======== Exercise data ========

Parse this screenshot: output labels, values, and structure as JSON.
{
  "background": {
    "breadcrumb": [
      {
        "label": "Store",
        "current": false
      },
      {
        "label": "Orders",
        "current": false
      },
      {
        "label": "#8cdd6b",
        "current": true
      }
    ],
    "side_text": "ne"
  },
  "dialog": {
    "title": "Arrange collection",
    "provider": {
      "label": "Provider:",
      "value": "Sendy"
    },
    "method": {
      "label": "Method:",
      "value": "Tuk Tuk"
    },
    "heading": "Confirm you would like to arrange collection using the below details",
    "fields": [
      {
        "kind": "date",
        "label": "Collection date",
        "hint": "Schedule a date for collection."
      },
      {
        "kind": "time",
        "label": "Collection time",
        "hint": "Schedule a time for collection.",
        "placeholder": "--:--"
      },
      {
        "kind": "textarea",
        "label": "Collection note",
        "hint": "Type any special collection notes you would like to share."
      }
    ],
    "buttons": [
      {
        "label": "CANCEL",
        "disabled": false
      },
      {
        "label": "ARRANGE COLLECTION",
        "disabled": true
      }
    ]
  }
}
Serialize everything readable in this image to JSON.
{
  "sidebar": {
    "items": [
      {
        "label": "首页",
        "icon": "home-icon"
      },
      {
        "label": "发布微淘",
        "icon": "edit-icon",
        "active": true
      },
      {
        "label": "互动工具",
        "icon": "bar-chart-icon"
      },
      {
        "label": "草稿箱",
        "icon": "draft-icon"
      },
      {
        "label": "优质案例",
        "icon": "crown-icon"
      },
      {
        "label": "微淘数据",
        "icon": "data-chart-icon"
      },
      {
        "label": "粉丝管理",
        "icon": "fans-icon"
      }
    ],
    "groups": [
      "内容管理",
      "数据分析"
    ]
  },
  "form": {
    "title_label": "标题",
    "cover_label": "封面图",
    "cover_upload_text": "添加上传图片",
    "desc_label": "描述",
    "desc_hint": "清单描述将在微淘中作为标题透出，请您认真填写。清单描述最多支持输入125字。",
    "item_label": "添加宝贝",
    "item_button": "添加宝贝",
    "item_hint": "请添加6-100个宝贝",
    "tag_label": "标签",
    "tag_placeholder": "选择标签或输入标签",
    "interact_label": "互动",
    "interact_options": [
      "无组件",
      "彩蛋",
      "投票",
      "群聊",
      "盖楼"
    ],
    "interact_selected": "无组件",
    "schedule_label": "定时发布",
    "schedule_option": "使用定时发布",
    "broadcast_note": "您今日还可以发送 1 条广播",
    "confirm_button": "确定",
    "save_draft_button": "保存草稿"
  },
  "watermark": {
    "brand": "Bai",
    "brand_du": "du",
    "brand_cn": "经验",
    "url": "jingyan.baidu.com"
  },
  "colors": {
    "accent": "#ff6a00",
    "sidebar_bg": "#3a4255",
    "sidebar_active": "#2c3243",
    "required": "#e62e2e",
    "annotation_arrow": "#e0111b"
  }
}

========

**Short task:**
Locate each line with the word "chart" and copy it.

**Task response:**
        "icon": "bar-chart-icon"
        "icon": "data-chart-icon"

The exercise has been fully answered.